* [PROBLEM]: Drop the images; return everything else in the listing below exactly.

Collection entries
□ □ □ □ □ □ □

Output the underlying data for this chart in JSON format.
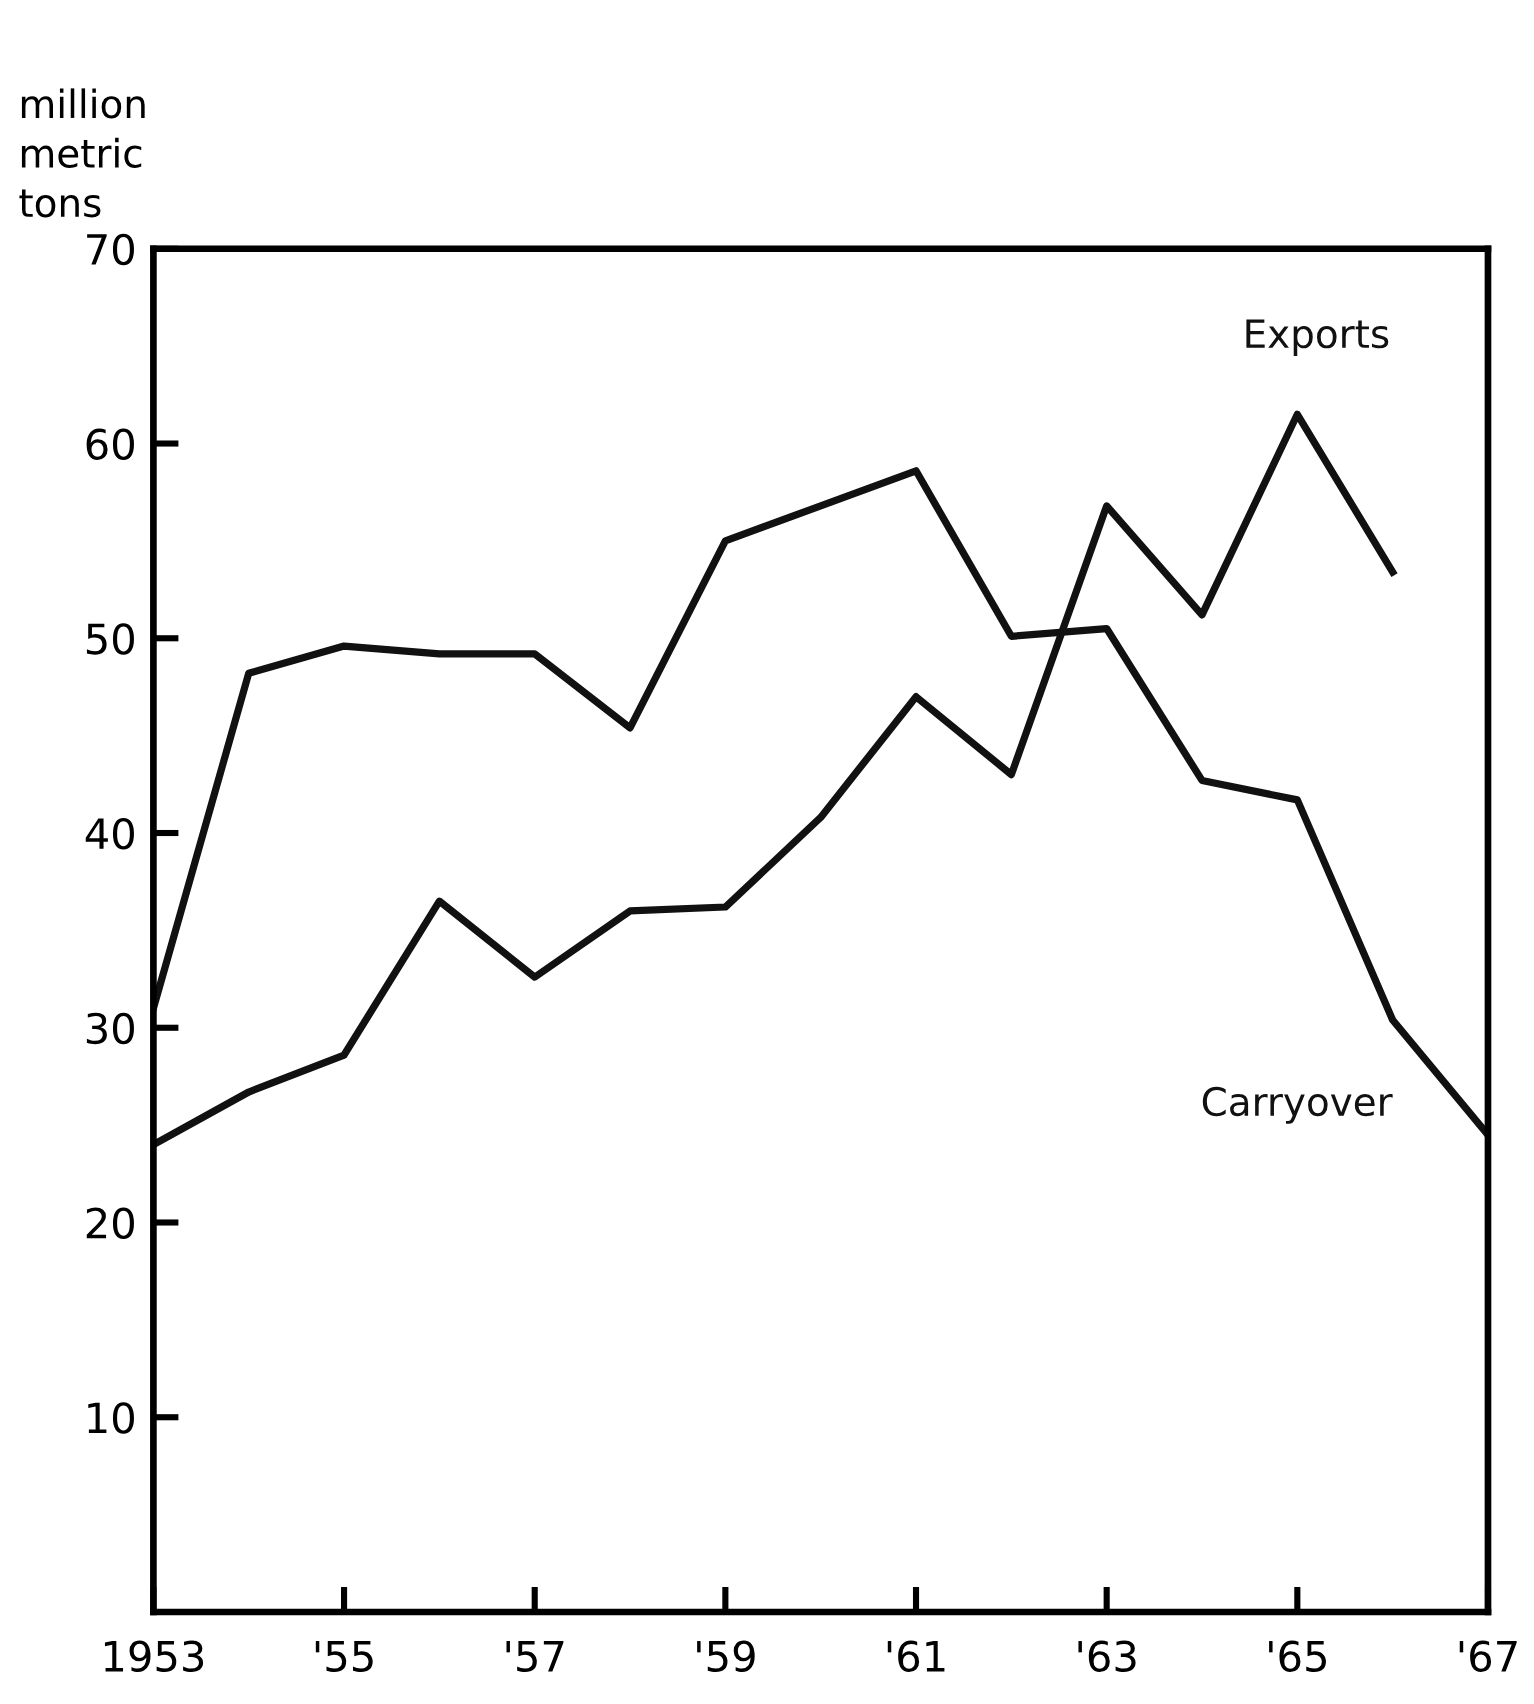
{
  "chart_data": {
    "type": "line",
    "ylabel": "million\nmetric\ntons",
    "x": [
      1953,
      1954,
      1955,
      1956,
      1957,
      1958,
      1959,
      1960,
      1961,
      1962,
      1963,
      1964,
      1965,
      1966,
      1967
    ],
    "series": [
      {
        "name": "Exports",
        "color": "#111111",
        "values": [
          24.0,
          26.7,
          28.6,
          36.5,
          32.6,
          36.0,
          36.2,
          40.8,
          47.0,
          43.0,
          56.8,
          51.2,
          61.5,
          53.4,
          null
        ]
      },
      {
        "name": "Carryover",
        "color": "#111111",
        "values": [
          31.0,
          48.2,
          49.6,
          49.2,
          49.2,
          45.4,
          55.0,
          56.8,
          58.6,
          50.1,
          50.5,
          42.7,
          41.7,
          30.4,
          24.5
        ]
      }
    ],
    "xlim": [
      1953,
      1967
    ],
    "ylim": [
      0,
      70
    ],
    "xticks": [
      {
        "value": 1953,
        "label": "1953"
      },
      {
        "value": 1955,
        "label": "'55"
      },
      {
        "value": 1957,
        "label": "'57"
      },
      {
        "value": 1959,
        "label": "'59"
      },
      {
        "value": 1961,
        "label": "'61"
      },
      {
        "value": 1963,
        "label": "'63"
      },
      {
        "value": 1965,
        "label": "'65"
      },
      {
        "value": 1967,
        "label": "'67"
      }
    ],
    "yticks": [
      10,
      20,
      30,
      40,
      50,
      60,
      70
    ],
    "grid": false,
    "legend": false,
    "marker": "none",
    "line_style": "solid"
  }
}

□ □ □ □ □ □ □

* [CORRECT OUTPUT]:
Output the underlying data for this chart in JSON format.
{
  "chart_data": {
    "type": "line",
    "ylabel": "million\nmetric\ntons",
    "x": [
      1953,
      1954,
      1955,
      1956,
      1957,
      1958,
      1959,
      1960,
      1961,
      1962,
      1963,
      1964,
      1965,
      1966,
      1967
    ],
    "series": [
      {
        "name": "Exports",
        "color": "#111111",
        "values": [
          24.0,
          26.7,
          28.6,
          36.5,
          32.6,
          36.0,
          36.2,
          40.8,
          47.0,
          43.0,
          56.8,
          51.2,
          61.5,
          53.4,
          null
        ]
      },
      {
        "name": "Carryover",
        "color": "#111111",
        "values": [
          31.0,
          48.2,
          49.6,
          49.2,
          49.2,
          45.4,
          55.0,
          56.8,
          58.6,
          50.1,
          50.5,
          42.7,
          41.7,
          30.4,
          24.5
        ]
      }
    ],
    "xlim": [
      1953,
      1967
    ],
    "ylim": [
      0,
      70
    ],
    "xticks": [
      {
        "value": 1953,
        "label": "1953"
      },
      {
        "value": 1955,
        "label": "'55"
      },
      {
        "value": 1957,
        "label": "'57"
      },
      {
        "value": 1959,
        "label": "'59"
      },
      {
        "value": 1961,
        "label": "'61"
      },
      {
        "value": 1963,
        "label": "'63"
      },
      {
        "value": 1965,
        "label": "'65"
      },
      {
        "value": 1967,
        "label": "'67"
      }
    ],
    "yticks": [
      10,
      20,
      30,
      40,
      50,
      60,
      70
    ],
    "grid": false,
    "legend": false,
    "marker": "none",
    "line_style": "solid"
  }
}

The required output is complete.